[Dataset rows]
>> Start

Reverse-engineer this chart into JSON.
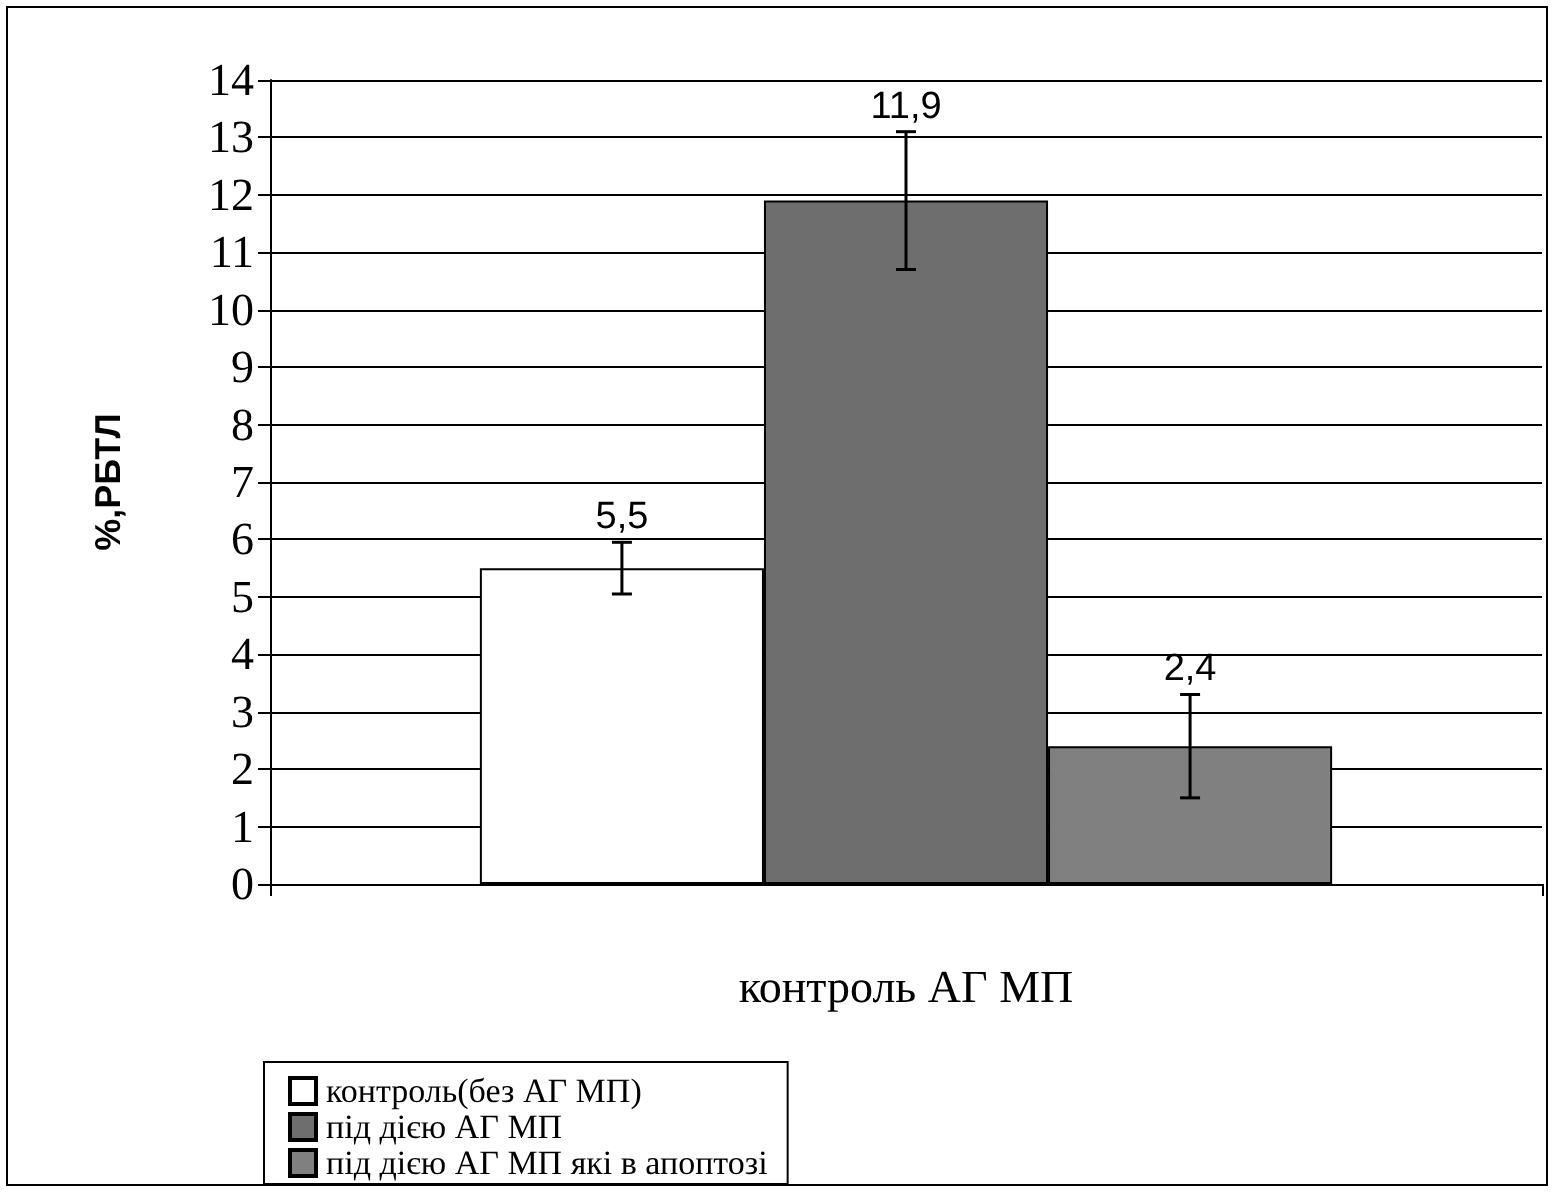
{
  "chart_data": {
    "type": "bar",
    "ylabel": "%,РБТЛ",
    "categories": [
      "контроль АГ МП"
    ],
    "series": [
      {
        "name": "контроль(без АГ МП)",
        "color": "#ffffff",
        "values": [
          5.5
        ],
        "errors": [
          0.45
        ],
        "value_labels": [
          "5,5"
        ]
      },
      {
        "name": "під дією АГ МП",
        "color": "#6e6e6e",
        "values": [
          11.9
        ],
        "errors": [
          1.2
        ],
        "value_labels": [
          "11,9"
        ]
      },
      {
        "name": "під дією АГ МП які в апоптозі",
        "color": "#808080",
        "values": [
          2.4
        ],
        "errors": [
          0.9
        ],
        "value_labels": [
          "2,4"
        ]
      }
    ],
    "ylim": [
      0,
      14
    ],
    "yticks": [
      0,
      1,
      2,
      3,
      4,
      5,
      6,
      7,
      8,
      9,
      10,
      11,
      12,
      13,
      14
    ],
    "grid": "y",
    "legend": "bottom"
  }
}
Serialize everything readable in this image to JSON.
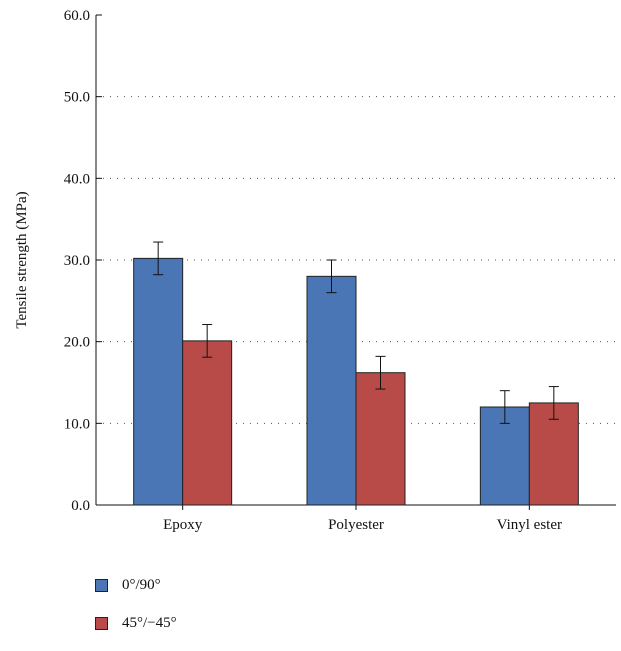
{
  "chart_data": {
    "type": "bar",
    "categories": [
      "Epoxy",
      "Polyester",
      "Vinyl ester"
    ],
    "ylabel": "Tensile strength (MPa)",
    "ylim": [
      0,
      60
    ],
    "yticks": [
      "0.0",
      "10.0",
      "20.0",
      "30.0",
      "40.0",
      "50.0",
      "60.0"
    ],
    "grid": "horizontal dotted",
    "legend_position": "bottom-left",
    "series": [
      {
        "name": "0°/90°",
        "color": "#4a76b5",
        "values": [
          30.2,
          28.0,
          12.0
        ],
        "errors": [
          2.0,
          2.0,
          2.0
        ]
      },
      {
        "name": "45°/−45°",
        "color": "#b84b47",
        "values": [
          20.1,
          16.2,
          12.5
        ],
        "errors": [
          2.0,
          2.0,
          2.0
        ]
      }
    ]
  }
}
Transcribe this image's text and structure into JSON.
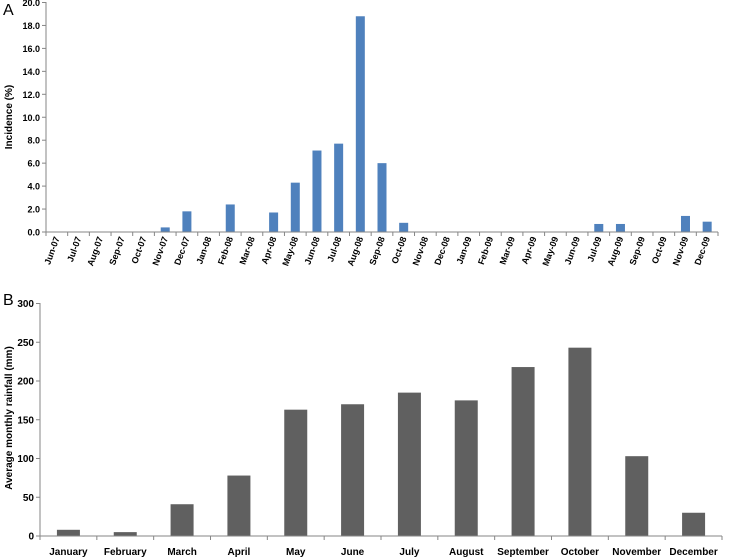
{
  "chart_data": [
    {
      "panel": "A",
      "type": "bar",
      "ylabel": "Incidence (%)",
      "ylim": [
        0,
        20
      ],
      "yticks": [
        "0.0",
        "2.0",
        "4.0",
        "6.0",
        "8.0",
        "10.0",
        "12.0",
        "14.0",
        "16.0",
        "18.0",
        "20.0"
      ],
      "grid": false,
      "bar_color": "#4f81bd",
      "categories": [
        "Jun-07",
        "Jul-07",
        "Aug-07",
        "Sep-07",
        "Oct-07",
        "Nov-07",
        "Dec-07",
        "Jan-08",
        "Feb-08",
        "Mar-08",
        "Apr-08",
        "May-08",
        "Jun-08",
        "Jul-08",
        "Aug-08",
        "Sep-08",
        "Oct-08",
        "Nov-08",
        "Dec-08",
        "Jan-09",
        "Feb-09",
        "Mar-09",
        "Apr-09",
        "May-09",
        "Jun-09",
        "Jul-09",
        "Aug-09",
        "Sep-09",
        "Oct-09",
        "Nov-09",
        "Dec-09"
      ],
      "values": [
        0,
        0,
        0,
        0,
        0,
        0.4,
        1.8,
        0,
        2.4,
        0,
        1.7,
        4.3,
        7.1,
        7.7,
        18.8,
        6.0,
        0.8,
        0,
        0,
        0,
        0,
        0,
        0,
        0,
        0,
        0.7,
        0.7,
        0,
        0,
        1.4,
        0.9
      ]
    },
    {
      "panel": "B",
      "type": "bar",
      "ylabel": "Average monthly rainfall (mm)",
      "ylim": [
        0,
        300
      ],
      "yticks": [
        "0",
        "50",
        "100",
        "150",
        "200",
        "250",
        "300"
      ],
      "grid": false,
      "bar_color": "#606060",
      "categories": [
        "January",
        "February",
        "March",
        "April",
        "May",
        "June",
        "July",
        "August",
        "September",
        "October",
        "November",
        "December"
      ],
      "values": [
        8,
        5,
        41,
        78,
        163,
        170,
        185,
        175,
        218,
        243,
        103,
        30
      ]
    }
  ]
}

>> End

**Goal of the exercise**
Copy the entries above faithfully and omit every image.

**Solution**
Reverse-engineer this chart into JSON.
{
  "chart_data": {
    "type": "bar",
    "ylabel": "%,РБТЛ",
    "categories": [
      "контроль АГ МП"
    ],
    "series": [
      {
        "name": "контроль(без АГ МП)",
        "color": "#ffffff",
        "values": [
          5.5
        ],
        "errors": [
          0.45
        ],
        "value_labels": [
          "5,5"
        ]
      },
      {
        "name": "під дією АГ МП",
        "color": "#6e6e6e",
        "values": [
          11.9
        ],
        "errors": [
          1.2
        ],
        "value_labels": [
          "11,9"
        ]
      },
      {
        "name": "під дією АГ МП які в апоптозі",
        "color": "#808080",
        "values": [
          2.4
        ],
        "errors": [
          0.9
        ],
        "value_labels": [
          "2,4"
        ]
      }
    ],
    "ylim": [
      0,
      14
    ],
    "yticks": [
      0,
      1,
      2,
      3,
      4,
      5,
      6,
      7,
      8,
      9,
      10,
      11,
      12,
      13,
      14
    ],
    "grid": "y",
    "legend": "bottom"
  }
}
Serialize everything readable in this image to JSON.
{
  "chart_data": {
    "type": "bar",
    "categories": [
      "Epoxy",
      "Polyester",
      "Vinyl ester"
    ],
    "ylabel": "Tensile strength (MPa)",
    "ylim": [
      0,
      60
    ],
    "yticks": [
      "0.0",
      "10.0",
      "20.0",
      "30.0",
      "40.0",
      "50.0",
      "60.0"
    ],
    "grid": "horizontal dotted",
    "legend_position": "bottom-left",
    "series": [
      {
        "name": "0°/90°",
        "color": "#4a76b5",
        "values": [
          30.2,
          28.0,
          12.0
        ],
        "errors": [
          2.0,
          2.0,
          2.0
        ]
      },
      {
        "name": "45°/−45°",
        "color": "#b84b47",
        "values": [
          20.1,
          16.2,
          12.5
        ],
        "errors": [
          2.0,
          2.0,
          2.0
        ]
      }
    ]
  }
}
Transcribe this image's text and structure into JSON.
{
  "chart_data": [
    {
      "panel": "A",
      "type": "bar",
      "ylabel": "Incidence (%)",
      "ylim": [
        0,
        20
      ],
      "yticks": [
        "0.0",
        "2.0",
        "4.0",
        "6.0",
        "8.0",
        "10.0",
        "12.0",
        "14.0",
        "16.0",
        "18.0",
        "20.0"
      ],
      "grid": false,
      "bar_color": "#4f81bd",
      "categories": [
        "Jun-07",
        "Jul-07",
        "Aug-07",
        "Sep-07",
        "Oct-07",
        "Nov-07",
        "Dec-07",
        "Jan-08",
        "Feb-08",
        "Mar-08",
        "Apr-08",
        "May-08",
        "Jun-08",
        "Jul-08",
        "Aug-08",
        "Sep-08",
        "Oct-08",
        "Nov-08",
        "Dec-08",
        "Jan-09",
        "Feb-09",
        "Mar-09",
        "Apr-09",
        "May-09",
        "Jun-09",
        "Jul-09",
        "Aug-09",
        "Sep-09",
        "Oct-09",
        "Nov-09",
        "Dec-09"
      ],
      "values": [
        0,
        0,
        0,
        0,
        0,
        0.4,
        1.8,
        0,
        2.4,
        0,
        1.7,
        4.3,
        7.1,
        7.7,
        18.8,
        6.0,
        0.8,
        0,
        0,
        0,
        0,
        0,
        0,
        0,
        0,
        0.7,
        0.7,
        0,
        0,
        1.4,
        0.9
      ]
    },
    {
      "panel": "B",
      "type": "bar",
      "ylabel": "Average monthly rainfall (mm)",
      "ylim": [
        0,
        300
      ],
      "yticks": [
        "0",
        "50",
        "100",
        "150",
        "200",
        "250",
        "300"
      ],
      "grid": false,
      "bar_color": "#606060",
      "categories": [
        "January",
        "February",
        "March",
        "April",
        "May",
        "June",
        "July",
        "August",
        "September",
        "October",
        "November",
        "December"
      ],
      "values": [
        8,
        5,
        41,
        78,
        163,
        170,
        185,
        175,
        218,
        243,
        103,
        30
      ]
    }
  ]
}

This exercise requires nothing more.